* Given information *
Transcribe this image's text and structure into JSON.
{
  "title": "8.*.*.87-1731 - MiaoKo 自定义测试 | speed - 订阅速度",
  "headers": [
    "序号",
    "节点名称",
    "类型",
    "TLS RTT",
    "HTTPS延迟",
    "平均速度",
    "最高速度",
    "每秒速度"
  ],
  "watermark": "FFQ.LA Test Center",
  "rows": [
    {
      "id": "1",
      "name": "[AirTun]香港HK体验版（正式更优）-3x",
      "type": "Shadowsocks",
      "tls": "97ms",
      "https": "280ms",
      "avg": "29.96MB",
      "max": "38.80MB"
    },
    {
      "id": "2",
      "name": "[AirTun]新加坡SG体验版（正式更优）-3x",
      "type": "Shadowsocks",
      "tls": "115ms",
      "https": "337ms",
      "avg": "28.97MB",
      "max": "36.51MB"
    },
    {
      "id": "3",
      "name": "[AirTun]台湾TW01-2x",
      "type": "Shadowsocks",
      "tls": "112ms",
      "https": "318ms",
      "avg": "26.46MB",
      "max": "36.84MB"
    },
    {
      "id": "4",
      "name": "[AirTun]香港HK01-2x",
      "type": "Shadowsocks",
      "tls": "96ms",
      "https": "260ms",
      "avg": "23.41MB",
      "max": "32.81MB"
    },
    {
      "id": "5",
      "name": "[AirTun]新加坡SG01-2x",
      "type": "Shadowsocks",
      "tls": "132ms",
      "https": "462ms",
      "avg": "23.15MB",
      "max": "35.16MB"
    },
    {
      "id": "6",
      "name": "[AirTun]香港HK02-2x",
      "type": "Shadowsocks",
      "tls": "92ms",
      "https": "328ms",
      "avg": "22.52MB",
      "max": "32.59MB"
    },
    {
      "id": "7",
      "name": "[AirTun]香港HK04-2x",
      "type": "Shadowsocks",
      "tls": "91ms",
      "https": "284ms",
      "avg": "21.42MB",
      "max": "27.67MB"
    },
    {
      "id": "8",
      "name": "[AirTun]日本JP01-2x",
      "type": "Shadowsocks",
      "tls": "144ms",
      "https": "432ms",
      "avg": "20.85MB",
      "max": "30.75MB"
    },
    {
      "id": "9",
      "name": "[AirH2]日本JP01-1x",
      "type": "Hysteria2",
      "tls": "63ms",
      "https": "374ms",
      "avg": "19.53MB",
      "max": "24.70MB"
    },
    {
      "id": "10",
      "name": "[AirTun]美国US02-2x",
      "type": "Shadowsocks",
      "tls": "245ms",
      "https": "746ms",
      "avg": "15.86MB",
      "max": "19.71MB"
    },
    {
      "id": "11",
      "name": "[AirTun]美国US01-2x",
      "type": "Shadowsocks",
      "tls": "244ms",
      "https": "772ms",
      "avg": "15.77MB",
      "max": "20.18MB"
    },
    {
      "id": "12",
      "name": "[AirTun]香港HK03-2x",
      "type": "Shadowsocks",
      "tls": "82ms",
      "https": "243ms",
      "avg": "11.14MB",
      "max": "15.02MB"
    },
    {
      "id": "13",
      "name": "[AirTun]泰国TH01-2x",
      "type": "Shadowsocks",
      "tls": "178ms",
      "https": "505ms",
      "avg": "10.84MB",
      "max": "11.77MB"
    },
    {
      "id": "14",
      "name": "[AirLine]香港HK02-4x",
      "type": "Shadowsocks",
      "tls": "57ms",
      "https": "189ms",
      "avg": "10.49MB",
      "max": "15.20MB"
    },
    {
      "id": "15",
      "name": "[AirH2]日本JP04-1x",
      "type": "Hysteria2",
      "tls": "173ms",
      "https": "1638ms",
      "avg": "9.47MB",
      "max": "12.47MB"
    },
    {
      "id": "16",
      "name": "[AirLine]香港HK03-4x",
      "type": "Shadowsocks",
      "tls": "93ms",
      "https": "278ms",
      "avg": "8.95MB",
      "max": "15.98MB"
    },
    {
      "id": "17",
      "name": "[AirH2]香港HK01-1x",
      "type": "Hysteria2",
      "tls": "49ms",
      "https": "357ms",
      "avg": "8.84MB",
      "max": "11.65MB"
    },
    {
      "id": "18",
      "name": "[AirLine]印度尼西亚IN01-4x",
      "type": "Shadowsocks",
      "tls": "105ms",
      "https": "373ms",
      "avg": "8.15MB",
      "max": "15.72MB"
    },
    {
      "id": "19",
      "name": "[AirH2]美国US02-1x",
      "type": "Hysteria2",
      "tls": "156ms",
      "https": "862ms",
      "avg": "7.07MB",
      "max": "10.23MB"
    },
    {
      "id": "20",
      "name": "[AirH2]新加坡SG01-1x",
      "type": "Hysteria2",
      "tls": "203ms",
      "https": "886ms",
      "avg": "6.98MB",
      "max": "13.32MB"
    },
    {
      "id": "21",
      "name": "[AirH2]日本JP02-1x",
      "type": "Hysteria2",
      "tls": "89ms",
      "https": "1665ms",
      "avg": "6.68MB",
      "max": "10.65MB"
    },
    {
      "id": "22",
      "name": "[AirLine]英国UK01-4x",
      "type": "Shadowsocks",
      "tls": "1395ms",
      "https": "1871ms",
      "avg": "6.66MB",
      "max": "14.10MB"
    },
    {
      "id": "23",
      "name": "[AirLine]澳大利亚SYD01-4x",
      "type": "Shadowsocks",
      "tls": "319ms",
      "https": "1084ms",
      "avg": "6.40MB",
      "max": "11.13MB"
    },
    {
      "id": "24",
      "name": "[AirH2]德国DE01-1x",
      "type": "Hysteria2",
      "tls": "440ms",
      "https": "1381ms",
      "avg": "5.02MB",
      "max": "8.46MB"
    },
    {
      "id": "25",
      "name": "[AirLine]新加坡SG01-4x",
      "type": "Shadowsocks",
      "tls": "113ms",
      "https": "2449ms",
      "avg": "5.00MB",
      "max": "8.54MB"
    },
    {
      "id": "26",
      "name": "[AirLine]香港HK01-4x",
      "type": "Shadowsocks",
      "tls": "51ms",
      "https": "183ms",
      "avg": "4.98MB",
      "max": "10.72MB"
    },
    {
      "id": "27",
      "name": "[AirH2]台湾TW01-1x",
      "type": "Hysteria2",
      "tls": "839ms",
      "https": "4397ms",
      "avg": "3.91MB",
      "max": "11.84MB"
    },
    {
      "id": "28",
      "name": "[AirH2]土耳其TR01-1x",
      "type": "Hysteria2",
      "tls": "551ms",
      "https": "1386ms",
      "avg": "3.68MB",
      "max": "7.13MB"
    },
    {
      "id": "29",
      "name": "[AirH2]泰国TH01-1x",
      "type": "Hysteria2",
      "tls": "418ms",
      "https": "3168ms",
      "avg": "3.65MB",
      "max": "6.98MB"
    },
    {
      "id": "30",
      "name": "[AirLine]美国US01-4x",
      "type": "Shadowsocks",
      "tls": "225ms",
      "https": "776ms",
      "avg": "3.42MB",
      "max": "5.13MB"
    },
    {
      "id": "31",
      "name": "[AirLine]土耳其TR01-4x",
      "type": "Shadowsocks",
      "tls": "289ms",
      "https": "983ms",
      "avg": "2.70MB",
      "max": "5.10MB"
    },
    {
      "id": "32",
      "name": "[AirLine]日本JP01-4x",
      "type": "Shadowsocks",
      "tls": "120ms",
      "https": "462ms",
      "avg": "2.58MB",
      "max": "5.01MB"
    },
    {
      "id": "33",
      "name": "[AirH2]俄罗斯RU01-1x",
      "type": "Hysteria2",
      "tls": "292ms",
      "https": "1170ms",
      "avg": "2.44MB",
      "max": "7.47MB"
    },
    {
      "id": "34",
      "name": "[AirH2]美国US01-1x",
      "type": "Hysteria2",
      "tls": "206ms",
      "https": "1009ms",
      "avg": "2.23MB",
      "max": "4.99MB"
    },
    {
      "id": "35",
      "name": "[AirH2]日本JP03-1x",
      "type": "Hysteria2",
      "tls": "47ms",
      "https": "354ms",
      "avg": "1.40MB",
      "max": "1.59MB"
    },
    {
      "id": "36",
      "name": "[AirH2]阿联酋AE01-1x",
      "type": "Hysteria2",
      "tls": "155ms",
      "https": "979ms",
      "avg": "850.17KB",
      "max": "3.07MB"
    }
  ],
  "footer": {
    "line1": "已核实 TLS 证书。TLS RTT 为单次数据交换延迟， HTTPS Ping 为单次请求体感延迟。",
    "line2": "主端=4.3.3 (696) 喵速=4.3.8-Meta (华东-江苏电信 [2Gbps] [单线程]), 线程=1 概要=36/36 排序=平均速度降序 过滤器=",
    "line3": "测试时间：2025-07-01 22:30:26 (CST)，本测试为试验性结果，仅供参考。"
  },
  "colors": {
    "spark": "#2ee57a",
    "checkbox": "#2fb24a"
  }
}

* Your instructions *
Filter for "AirTun". Return all lines that hold it.

* Result below *
      "name": "[AirTun]香港HK体验版（正式更优）-3x",
      "name": "[AirTun]新加坡SG体验版（正式更优）-3x",
      "name": "[AirTun]台湾TW01-2x",
      "name": "[AirTun]香港HK01-2x",
      "name": "[AirTun]新加坡SG01-2x",
      "name": "[AirTun]香港HK02-2x",
      "name": "[AirTun]香港HK04-2x",
      "name": "[AirTun]日本JP01-2x",
      "name": "[AirTun]美国US02-2x",
      "name": "[AirTun]美国US01-2x",
      "name": "[AirTun]香港HK03-2x",
      "name": "[AirTun]泰国TH01-2x",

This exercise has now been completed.